OBJETIVO -
No texto sobre as caminhadas pelo Centro do Rio, como é descrito Zé Pereira?

PÁGINA -
Entre um e outro dos vários pontos comentados, o professor ainda tece comentários sobre a arquitetura do casario remanescente do século XIX que ainda ocupa o trajeto percorrido durante a caminhada e lembra casos pitorescos. Um deles é Zé Pereira, português pançudo e alegre, um dos precursores das brincadeiras de rua ao sair batendo bumbo pela Ouvidor afora durante os festejos de carnaval.
Histórias que as cerca de 50, 60 pessoas que costumam acompanhar os passos do professor João Baptista pelas ruas do Centro do Rio adoram ouvir. São arquitetos, aposentados, donas-de-casa, professores, funcionários e alunos da Uerj, num grupo que não se dispersa antes de chegar à última parada do roteiro. Às vezes, o número de inscritos extrapola. Houve casos de 80, de mais de cem pessoas aparecendo no lugar marcado. Nessas horas, a ajuda dos monitores, que além de responsáveis pelas inscrições, repetem os comentários do professor, abafados pelo barulho do trânsito, se torna imprescindível. Não é por acaso que os voluntários Melissa dos Anjos e Ivo Venerotti, e os bolsistas Olha Figueiredo e Jean de Carvalho participam do projeto. Estudantes do curso de geografia, eles também foram atraídos pelo enfoque da geografia humanística e por desvendar esse Rio de Janeiro de tantas histórias pouco conhecidas. Ou como profere João Baptista, "esta Cidade Maravilhosa de São Sebastião do Rio de Janeiro, de tantos pulsares, histórias e geografias pouco conhecidas e ainda por serem decodificadas".

[Dados de posição dos elementos]

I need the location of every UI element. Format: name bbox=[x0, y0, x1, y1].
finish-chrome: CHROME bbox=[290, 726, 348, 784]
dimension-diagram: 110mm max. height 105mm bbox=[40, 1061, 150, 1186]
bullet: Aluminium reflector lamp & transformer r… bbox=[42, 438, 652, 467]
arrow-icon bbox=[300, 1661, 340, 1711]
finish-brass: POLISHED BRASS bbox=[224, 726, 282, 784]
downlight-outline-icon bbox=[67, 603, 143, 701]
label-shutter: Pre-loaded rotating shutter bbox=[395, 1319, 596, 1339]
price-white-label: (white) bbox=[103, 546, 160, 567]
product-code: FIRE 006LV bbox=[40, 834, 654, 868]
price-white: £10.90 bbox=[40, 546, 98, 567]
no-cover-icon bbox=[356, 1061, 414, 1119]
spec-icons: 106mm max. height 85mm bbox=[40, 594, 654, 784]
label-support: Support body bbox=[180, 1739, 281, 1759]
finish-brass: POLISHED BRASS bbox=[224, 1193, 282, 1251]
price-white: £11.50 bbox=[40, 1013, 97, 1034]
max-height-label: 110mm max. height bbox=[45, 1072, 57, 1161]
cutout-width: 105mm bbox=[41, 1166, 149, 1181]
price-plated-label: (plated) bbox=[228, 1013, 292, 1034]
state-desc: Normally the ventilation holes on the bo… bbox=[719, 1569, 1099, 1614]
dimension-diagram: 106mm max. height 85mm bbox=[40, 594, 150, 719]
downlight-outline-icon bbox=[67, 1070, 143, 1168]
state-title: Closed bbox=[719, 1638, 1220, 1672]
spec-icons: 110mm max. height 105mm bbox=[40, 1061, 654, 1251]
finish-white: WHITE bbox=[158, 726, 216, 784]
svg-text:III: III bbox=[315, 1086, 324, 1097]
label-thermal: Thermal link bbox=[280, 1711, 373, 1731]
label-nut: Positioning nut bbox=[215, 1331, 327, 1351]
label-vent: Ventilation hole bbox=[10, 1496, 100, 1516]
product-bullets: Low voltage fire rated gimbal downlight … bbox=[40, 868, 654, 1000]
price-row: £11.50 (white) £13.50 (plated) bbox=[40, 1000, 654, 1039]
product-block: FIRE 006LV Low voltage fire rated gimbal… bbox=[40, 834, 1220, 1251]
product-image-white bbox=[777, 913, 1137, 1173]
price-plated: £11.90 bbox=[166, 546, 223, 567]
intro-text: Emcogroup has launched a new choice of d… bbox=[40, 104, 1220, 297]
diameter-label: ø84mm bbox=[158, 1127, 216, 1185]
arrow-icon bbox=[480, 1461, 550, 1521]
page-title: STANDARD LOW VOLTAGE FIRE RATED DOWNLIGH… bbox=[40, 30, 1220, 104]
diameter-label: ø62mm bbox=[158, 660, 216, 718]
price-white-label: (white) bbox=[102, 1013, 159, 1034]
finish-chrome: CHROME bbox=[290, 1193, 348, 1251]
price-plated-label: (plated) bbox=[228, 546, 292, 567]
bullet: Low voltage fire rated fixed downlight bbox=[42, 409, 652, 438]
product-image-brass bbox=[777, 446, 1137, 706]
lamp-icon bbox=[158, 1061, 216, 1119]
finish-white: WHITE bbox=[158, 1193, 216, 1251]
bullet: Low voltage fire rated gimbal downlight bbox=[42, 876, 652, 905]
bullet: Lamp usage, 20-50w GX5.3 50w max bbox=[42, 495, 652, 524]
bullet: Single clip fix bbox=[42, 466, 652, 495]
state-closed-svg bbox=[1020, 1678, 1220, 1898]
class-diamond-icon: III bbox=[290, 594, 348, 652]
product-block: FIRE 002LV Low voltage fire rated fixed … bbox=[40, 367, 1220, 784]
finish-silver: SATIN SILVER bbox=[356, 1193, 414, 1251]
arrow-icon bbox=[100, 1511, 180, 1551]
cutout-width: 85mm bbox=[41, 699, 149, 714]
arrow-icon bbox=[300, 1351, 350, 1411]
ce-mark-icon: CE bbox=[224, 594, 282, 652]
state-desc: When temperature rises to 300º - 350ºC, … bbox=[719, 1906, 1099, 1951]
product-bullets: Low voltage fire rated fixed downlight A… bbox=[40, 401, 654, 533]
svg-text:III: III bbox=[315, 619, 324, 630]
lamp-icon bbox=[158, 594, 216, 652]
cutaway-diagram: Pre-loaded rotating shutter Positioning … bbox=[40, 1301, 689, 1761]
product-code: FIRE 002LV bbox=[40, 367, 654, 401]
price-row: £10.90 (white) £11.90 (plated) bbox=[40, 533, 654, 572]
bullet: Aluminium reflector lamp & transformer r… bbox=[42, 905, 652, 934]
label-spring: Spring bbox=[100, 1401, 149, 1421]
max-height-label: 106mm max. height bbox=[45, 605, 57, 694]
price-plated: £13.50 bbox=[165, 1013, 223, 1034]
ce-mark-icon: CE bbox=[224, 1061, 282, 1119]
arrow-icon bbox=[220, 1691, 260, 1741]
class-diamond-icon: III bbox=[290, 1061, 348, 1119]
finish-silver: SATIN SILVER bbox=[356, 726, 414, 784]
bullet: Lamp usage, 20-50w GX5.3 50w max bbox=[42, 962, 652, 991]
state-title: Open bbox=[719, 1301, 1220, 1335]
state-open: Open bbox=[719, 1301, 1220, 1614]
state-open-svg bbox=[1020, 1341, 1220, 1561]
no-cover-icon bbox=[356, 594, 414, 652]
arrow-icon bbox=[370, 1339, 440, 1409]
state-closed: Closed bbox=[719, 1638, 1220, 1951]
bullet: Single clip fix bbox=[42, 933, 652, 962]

RESULTADO DO EXERCÍCIO -
Como um português pançudo e alegre, um dos precursores das brincadeiras de rua, que saía batendo bumbo pela Ouvidor durante o carnaval.